◆ WHAT THE TASK ASKS: Pull out every line below containing the word "handmade".

* begin *

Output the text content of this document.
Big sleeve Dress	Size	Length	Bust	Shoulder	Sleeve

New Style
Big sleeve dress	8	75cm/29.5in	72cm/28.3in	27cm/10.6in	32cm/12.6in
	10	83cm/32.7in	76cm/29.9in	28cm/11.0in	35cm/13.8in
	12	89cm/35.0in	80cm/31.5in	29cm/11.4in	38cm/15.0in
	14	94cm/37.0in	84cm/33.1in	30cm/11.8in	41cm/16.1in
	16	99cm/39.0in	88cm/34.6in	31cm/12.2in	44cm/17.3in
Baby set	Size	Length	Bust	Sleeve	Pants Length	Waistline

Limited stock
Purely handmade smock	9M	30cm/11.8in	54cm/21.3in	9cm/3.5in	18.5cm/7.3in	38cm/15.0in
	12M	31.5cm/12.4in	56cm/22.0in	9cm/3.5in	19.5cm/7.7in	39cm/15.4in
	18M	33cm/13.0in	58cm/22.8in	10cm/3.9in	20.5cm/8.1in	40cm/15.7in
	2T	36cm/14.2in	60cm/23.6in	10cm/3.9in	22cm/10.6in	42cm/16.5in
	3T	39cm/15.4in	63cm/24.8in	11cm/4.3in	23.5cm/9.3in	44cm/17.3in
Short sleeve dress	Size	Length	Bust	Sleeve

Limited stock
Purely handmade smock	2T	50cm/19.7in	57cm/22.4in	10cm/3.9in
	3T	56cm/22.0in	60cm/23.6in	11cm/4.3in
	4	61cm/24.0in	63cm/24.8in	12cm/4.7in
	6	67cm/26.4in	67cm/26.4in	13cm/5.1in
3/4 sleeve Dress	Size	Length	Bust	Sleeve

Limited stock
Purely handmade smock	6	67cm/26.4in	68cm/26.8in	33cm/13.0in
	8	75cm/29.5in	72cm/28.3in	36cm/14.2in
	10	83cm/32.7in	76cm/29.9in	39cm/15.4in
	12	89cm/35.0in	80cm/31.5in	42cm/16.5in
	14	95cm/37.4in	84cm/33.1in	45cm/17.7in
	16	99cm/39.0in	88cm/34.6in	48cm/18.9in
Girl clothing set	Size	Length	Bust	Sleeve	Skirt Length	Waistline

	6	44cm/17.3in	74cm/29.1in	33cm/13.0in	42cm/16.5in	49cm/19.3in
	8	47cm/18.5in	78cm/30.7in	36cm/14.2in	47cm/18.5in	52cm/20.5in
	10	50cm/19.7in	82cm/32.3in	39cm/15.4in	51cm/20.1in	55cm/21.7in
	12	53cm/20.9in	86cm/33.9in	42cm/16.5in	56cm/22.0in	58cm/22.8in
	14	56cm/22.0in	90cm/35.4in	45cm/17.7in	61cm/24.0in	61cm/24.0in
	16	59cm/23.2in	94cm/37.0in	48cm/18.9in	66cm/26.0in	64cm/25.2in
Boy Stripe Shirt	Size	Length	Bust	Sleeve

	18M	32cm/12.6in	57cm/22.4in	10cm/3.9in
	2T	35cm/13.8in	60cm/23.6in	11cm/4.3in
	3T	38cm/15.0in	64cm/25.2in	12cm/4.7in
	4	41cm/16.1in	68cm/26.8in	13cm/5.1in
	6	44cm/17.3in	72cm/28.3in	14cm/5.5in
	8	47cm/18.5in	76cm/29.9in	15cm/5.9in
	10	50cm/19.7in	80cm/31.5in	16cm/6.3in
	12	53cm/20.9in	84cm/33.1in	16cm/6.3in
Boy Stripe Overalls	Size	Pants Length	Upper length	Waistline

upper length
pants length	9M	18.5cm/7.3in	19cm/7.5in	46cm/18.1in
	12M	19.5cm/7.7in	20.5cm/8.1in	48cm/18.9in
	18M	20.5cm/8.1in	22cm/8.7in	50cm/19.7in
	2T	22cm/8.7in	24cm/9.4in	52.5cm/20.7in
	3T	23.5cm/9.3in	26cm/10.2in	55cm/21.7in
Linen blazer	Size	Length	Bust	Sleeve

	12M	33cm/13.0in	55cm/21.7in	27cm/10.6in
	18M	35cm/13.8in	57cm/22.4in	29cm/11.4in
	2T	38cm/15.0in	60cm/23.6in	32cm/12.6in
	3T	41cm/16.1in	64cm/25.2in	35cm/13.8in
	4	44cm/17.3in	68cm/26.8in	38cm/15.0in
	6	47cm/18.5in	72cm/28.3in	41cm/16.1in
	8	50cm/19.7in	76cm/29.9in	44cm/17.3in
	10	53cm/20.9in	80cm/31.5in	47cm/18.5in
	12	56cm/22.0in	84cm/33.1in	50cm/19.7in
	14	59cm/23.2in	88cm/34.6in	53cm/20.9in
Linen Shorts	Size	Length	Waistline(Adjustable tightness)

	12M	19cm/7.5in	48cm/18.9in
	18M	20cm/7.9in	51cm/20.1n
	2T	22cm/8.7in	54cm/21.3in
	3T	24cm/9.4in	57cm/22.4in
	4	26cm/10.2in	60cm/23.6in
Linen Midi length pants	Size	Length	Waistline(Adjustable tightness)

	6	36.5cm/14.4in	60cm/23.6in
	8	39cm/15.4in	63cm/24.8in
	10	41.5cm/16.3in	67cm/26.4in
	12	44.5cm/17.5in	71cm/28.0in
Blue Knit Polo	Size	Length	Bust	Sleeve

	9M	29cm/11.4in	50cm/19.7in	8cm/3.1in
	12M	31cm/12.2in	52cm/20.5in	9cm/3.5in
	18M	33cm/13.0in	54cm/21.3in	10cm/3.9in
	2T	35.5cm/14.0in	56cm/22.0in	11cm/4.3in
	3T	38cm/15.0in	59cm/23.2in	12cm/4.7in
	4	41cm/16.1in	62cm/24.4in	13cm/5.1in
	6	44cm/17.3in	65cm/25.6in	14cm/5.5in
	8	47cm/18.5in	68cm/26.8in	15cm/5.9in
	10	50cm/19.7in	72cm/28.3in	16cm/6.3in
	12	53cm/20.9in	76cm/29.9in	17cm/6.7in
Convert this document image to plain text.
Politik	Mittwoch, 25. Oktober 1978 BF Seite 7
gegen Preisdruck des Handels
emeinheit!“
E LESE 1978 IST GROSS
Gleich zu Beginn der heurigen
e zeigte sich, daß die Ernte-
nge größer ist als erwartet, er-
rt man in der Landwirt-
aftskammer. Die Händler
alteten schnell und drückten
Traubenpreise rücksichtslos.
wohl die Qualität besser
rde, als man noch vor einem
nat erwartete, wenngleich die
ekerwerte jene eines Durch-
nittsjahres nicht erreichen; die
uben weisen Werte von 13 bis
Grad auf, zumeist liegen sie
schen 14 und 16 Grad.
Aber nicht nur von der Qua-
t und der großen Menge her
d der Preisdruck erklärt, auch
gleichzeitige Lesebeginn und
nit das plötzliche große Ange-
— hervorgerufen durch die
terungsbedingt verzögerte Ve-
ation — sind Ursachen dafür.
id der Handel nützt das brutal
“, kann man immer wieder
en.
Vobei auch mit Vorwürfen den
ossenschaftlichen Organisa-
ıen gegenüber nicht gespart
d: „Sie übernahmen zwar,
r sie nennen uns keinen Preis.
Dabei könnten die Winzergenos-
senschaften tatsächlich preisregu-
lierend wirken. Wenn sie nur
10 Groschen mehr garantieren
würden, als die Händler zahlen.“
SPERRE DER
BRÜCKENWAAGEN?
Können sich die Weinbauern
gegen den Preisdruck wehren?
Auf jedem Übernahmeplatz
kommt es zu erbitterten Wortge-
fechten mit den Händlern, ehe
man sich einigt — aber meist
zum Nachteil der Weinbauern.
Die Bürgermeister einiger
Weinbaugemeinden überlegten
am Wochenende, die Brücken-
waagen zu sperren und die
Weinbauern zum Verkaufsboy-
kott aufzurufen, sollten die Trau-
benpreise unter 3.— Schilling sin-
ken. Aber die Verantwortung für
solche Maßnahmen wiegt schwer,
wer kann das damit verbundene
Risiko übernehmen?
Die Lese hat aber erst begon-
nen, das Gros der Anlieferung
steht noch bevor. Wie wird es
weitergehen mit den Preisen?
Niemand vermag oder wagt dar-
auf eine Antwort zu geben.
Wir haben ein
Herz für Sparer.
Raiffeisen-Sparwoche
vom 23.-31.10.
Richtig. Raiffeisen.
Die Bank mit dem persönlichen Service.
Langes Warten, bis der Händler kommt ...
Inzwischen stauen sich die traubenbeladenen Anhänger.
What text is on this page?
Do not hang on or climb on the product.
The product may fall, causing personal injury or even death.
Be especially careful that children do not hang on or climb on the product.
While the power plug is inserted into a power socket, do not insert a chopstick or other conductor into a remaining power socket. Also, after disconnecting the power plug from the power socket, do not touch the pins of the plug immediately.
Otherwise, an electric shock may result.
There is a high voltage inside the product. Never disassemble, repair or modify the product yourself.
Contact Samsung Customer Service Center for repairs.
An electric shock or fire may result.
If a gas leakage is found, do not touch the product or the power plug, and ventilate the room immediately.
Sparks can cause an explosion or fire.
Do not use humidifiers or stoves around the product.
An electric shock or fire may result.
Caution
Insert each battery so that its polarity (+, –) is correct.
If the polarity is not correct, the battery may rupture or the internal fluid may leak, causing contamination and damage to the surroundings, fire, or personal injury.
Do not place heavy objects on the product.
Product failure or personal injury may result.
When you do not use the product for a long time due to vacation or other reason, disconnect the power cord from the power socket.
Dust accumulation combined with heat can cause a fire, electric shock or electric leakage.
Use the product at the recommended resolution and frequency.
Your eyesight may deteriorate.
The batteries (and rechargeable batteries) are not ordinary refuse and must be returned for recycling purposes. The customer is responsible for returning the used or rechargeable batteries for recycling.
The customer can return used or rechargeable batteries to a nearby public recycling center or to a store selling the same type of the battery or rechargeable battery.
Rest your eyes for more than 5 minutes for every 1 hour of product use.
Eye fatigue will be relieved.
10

* end *

◆ ANSWER FOR THIS EXERCISE:
Purely handmade smock	9M	30cm/11.8in	54cm/21.3in	9cm/3.5in	18.5cm/7.3in	38cm/15.0in
Purely handmade smock	2T	50cm/19.7in	57cm/22.4in	10cm/3.9in
Purely handmade smock	6	67cm/26.4in	68cm/26.8in	33cm/13.0in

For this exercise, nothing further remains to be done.